- [TO DO] In the entries below, find every line holding the string "shows" and collect it.

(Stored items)
start

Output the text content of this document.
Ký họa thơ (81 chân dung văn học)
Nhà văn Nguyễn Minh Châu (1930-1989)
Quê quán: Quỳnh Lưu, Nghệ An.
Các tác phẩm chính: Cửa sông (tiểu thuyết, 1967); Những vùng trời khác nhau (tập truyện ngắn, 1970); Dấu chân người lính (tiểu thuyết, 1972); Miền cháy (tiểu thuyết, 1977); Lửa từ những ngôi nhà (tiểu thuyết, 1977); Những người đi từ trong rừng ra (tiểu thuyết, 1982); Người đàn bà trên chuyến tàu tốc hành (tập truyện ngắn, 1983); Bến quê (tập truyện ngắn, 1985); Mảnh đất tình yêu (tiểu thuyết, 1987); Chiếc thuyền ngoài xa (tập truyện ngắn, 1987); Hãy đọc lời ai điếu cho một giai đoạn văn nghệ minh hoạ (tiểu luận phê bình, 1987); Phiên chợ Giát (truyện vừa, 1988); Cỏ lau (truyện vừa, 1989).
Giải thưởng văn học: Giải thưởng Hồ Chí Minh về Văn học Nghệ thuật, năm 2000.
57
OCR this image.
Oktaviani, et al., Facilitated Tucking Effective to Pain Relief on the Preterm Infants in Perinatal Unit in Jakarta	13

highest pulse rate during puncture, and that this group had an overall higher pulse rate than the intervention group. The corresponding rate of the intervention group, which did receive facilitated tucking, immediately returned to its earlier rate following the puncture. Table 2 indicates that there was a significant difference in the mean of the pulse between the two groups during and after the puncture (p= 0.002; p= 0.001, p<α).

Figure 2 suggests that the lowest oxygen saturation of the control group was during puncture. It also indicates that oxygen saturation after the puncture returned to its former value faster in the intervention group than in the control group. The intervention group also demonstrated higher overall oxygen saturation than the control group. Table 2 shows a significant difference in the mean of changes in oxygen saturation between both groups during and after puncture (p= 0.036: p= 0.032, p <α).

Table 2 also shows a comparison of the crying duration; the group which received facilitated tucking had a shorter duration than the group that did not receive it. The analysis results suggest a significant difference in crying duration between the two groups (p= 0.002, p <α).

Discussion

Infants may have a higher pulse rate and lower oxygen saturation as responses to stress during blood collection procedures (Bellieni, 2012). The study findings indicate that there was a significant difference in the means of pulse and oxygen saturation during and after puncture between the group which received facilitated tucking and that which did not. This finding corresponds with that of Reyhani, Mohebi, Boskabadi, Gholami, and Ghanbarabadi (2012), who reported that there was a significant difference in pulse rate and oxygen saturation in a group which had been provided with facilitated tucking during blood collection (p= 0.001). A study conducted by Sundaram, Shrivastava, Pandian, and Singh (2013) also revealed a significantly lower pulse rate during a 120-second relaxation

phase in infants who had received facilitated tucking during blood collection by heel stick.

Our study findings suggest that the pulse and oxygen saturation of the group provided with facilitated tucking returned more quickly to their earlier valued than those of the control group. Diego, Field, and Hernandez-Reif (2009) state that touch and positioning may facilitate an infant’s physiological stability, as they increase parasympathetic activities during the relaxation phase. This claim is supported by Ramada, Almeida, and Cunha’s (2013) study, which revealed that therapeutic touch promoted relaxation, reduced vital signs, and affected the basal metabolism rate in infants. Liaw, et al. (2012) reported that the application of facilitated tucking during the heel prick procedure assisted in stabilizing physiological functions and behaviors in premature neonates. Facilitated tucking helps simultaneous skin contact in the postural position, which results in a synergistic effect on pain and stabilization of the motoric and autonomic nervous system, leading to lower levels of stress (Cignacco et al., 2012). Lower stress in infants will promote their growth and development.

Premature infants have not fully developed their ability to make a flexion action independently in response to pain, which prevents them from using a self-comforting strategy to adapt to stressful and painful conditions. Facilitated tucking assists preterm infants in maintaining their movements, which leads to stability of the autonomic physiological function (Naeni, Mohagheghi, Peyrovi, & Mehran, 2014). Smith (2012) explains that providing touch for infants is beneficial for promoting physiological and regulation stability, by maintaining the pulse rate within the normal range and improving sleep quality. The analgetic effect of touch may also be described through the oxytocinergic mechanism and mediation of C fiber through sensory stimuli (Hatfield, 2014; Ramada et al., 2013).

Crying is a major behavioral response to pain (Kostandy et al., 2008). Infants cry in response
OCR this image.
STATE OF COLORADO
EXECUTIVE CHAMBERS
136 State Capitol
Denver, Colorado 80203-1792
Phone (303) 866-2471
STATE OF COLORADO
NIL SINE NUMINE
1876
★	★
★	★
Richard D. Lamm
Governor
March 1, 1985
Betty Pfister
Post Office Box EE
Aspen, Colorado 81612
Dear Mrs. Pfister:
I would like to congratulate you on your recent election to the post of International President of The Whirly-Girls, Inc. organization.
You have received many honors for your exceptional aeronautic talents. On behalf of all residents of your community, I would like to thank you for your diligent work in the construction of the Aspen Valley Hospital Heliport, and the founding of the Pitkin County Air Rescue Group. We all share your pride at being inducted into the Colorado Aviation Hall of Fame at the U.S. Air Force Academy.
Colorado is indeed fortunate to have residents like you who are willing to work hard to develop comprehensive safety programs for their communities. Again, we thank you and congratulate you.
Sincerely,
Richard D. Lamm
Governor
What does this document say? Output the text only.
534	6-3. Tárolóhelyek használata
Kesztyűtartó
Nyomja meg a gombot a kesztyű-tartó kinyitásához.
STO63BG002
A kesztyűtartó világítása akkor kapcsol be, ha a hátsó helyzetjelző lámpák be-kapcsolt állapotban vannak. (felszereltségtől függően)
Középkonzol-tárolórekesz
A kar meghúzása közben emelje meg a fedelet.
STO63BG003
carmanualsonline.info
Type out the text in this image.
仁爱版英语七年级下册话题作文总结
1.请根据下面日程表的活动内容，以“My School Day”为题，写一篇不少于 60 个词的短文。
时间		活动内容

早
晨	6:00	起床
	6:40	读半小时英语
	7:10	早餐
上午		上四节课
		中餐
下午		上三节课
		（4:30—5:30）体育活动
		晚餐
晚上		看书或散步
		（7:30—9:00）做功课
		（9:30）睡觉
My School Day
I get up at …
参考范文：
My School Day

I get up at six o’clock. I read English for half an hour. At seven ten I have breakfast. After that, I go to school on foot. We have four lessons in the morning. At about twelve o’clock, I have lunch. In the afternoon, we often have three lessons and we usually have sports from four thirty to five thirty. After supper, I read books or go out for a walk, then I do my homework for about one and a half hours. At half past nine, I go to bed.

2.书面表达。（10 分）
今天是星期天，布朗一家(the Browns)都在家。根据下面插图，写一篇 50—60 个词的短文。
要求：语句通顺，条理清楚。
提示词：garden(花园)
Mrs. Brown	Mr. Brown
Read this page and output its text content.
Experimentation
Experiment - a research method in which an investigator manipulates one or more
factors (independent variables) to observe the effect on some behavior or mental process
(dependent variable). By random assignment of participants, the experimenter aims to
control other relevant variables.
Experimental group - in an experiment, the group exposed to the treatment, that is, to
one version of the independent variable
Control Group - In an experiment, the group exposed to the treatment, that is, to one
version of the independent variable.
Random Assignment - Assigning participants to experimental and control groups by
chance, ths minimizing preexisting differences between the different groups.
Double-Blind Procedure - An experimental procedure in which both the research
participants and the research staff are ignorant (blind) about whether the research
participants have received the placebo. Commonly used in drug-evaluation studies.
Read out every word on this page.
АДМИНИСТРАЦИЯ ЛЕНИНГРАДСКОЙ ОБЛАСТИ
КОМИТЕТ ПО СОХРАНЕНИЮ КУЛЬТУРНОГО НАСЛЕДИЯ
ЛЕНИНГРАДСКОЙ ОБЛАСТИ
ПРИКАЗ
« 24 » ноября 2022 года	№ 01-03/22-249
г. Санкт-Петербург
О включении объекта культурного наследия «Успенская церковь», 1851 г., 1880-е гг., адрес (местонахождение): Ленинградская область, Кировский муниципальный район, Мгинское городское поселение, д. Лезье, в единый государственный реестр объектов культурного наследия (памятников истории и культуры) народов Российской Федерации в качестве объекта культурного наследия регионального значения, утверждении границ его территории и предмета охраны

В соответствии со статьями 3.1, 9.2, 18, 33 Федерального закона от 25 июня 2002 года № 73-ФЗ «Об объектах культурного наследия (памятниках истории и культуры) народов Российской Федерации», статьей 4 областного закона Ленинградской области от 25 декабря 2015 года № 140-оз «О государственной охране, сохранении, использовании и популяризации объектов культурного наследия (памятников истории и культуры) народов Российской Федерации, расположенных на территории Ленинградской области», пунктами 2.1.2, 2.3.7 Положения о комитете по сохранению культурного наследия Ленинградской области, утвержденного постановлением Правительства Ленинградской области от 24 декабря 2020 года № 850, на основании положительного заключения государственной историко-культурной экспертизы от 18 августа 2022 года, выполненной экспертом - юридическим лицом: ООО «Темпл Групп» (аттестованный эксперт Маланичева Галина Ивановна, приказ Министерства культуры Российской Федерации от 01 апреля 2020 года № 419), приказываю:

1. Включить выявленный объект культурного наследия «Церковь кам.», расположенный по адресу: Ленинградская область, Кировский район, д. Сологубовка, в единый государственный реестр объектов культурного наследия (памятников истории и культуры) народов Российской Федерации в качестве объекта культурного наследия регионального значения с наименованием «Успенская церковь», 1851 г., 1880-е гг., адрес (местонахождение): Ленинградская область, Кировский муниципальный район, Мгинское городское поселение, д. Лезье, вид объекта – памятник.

end

- [RESPONSE]
Figure 2 suggests that the lowest oxygen saturation of the control group was during puncture. It also indicates that oxygen saturation after the puncture returned to its former value faster in the intervention group than in the control group. The intervention group also demonstrated higher overall oxygen saturation than the control group. Table 2 shows a significant difference in the mean of changes in oxygen saturation between both groups during and after puncture (p= 0.036: p= 0.032, p <α).
Table 2 also shows a comparison of the crying duration; the group which received facilitated tucking had a shorter duration than the group that did not receive it. The analysis results suggest a significant difference in crying duration between the two groups (p= 0.002, p <α).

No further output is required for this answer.